▶ [The task]
In the material below, list every line carrying the string "JSON".
***
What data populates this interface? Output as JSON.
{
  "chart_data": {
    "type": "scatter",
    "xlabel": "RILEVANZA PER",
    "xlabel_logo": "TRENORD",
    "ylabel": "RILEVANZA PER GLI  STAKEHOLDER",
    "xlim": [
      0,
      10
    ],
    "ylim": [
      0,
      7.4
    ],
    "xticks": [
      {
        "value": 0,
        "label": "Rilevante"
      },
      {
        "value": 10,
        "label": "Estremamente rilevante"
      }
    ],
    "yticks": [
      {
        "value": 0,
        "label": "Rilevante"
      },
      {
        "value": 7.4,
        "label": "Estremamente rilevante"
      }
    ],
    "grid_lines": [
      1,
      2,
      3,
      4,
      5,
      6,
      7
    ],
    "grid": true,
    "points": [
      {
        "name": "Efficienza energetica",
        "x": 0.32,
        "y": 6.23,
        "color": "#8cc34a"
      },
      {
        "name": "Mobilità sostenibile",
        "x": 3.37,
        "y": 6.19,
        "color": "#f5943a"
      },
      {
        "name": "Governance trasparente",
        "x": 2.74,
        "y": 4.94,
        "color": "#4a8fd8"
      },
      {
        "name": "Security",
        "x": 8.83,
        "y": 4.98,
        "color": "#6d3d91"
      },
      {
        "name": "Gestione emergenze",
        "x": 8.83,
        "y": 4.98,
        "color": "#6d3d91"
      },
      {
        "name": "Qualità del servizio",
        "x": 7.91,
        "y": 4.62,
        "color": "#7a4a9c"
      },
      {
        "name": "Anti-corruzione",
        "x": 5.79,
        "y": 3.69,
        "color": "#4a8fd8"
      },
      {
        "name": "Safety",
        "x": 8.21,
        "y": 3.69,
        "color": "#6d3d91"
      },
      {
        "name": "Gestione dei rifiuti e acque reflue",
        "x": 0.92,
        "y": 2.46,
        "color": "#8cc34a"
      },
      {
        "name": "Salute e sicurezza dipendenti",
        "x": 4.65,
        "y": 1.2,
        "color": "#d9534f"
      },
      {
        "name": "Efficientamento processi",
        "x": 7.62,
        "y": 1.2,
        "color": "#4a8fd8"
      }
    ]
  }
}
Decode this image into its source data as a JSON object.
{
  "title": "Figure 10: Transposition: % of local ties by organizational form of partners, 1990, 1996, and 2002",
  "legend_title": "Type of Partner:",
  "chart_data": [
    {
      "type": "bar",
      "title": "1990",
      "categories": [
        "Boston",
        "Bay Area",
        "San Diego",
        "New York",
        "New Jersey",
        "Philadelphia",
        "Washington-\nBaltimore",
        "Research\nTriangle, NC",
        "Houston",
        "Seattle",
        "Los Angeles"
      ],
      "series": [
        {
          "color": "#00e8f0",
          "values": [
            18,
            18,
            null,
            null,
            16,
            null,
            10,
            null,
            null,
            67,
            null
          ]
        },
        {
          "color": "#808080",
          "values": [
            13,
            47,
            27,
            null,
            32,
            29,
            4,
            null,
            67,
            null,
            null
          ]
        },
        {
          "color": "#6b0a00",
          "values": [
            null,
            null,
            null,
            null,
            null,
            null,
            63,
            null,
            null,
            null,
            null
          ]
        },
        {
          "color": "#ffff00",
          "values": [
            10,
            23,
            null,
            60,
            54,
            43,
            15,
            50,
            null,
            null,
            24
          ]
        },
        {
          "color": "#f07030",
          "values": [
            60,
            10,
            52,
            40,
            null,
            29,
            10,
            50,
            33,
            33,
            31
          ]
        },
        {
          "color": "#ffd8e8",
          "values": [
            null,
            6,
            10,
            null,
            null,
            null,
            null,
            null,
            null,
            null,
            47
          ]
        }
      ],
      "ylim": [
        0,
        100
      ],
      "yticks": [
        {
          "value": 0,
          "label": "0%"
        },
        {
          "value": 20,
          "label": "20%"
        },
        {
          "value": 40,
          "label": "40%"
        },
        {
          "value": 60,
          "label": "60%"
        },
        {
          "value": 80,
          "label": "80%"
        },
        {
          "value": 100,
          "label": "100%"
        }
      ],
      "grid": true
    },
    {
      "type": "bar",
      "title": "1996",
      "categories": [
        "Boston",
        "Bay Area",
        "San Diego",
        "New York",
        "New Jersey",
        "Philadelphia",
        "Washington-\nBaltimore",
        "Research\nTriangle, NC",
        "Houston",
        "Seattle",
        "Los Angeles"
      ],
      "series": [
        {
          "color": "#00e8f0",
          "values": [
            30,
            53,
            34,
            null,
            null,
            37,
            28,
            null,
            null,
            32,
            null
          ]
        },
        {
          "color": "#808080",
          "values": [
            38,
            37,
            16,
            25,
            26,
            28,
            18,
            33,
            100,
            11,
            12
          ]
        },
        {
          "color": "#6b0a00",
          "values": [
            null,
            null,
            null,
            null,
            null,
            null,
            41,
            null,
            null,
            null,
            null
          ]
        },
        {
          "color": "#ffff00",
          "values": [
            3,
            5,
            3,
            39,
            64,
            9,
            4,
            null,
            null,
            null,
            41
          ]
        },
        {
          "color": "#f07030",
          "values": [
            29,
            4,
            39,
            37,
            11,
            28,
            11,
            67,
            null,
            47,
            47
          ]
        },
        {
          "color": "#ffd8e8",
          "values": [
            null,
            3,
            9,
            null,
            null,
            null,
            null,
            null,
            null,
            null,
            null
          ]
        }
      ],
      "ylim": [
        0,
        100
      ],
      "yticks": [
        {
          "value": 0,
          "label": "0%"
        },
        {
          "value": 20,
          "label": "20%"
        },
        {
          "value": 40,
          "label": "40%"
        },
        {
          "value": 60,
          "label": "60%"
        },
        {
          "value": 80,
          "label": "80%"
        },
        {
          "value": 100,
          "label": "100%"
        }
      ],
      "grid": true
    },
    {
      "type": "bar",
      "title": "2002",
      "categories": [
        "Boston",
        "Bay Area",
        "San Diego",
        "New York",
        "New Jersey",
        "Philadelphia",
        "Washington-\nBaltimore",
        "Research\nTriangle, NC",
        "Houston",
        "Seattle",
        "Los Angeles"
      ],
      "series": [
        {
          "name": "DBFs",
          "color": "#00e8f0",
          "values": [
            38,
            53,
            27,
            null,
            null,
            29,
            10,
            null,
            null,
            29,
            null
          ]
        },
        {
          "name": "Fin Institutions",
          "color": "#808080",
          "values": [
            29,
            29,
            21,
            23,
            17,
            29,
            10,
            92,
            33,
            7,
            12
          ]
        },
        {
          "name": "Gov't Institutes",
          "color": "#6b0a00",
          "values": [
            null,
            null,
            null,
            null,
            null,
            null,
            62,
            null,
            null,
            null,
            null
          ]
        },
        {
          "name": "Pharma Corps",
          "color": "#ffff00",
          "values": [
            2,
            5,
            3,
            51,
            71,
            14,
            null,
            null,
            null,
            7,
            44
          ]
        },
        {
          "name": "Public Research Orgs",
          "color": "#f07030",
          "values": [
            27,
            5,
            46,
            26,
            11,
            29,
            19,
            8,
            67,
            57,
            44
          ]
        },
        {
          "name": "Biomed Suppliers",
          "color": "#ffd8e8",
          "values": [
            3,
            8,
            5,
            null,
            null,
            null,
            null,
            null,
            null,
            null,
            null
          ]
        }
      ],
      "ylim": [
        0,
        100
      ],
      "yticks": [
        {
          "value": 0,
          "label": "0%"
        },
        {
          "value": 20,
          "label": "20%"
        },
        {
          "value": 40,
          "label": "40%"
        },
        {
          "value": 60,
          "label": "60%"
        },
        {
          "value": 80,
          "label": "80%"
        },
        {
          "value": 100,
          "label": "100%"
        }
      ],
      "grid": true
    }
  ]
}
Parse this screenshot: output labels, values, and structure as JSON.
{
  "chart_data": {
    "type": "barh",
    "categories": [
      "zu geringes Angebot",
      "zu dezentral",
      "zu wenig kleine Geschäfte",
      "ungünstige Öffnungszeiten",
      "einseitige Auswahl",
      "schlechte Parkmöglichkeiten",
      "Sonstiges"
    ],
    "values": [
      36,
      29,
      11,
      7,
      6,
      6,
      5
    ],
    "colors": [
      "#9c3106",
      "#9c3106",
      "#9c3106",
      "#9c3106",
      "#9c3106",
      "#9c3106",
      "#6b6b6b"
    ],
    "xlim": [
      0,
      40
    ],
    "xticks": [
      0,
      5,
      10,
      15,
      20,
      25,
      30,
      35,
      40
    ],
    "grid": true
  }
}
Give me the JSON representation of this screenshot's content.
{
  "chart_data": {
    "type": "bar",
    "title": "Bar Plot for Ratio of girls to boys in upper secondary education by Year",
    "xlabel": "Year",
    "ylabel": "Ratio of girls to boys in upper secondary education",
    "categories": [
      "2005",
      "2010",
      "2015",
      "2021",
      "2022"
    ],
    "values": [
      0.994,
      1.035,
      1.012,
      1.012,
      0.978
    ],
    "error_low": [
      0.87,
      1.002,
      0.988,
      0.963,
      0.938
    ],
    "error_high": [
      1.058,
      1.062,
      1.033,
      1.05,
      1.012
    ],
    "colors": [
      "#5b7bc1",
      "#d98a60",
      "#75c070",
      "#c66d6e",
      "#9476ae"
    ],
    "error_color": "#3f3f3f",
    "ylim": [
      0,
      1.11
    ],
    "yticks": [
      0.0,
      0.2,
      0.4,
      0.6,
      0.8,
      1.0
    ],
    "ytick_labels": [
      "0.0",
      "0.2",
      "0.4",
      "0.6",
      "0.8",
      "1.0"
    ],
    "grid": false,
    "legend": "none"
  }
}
***
▶ [The result]
What data populates this interface? Output as JSON.
Decode this image into its source data as a JSON object.
Parse this screenshot: output labels, values, and structure as JSON.
Give me the JSON representation of this screenshot's content.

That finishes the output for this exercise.